_TASK OBJECTIVE:_ From the listing below, pull out every line where the string "atribuible" appears.
## start DATASET ENTRIES
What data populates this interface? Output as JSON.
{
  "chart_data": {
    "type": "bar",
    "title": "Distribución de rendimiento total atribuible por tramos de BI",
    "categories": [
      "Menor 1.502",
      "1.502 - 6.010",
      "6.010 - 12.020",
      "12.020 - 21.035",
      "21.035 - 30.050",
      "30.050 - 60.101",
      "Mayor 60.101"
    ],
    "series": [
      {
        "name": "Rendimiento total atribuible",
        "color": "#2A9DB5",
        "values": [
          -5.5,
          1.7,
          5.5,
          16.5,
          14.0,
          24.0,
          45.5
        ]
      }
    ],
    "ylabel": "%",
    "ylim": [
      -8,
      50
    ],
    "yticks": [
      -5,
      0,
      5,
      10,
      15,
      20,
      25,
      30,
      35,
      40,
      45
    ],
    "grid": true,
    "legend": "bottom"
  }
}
## end DATASET ENTRIES
_FULL SOLUTION:_
    "title": "Distribución de rendimiento total atribuible por tramos de BI",
        "name": "Rendimiento total atribuible",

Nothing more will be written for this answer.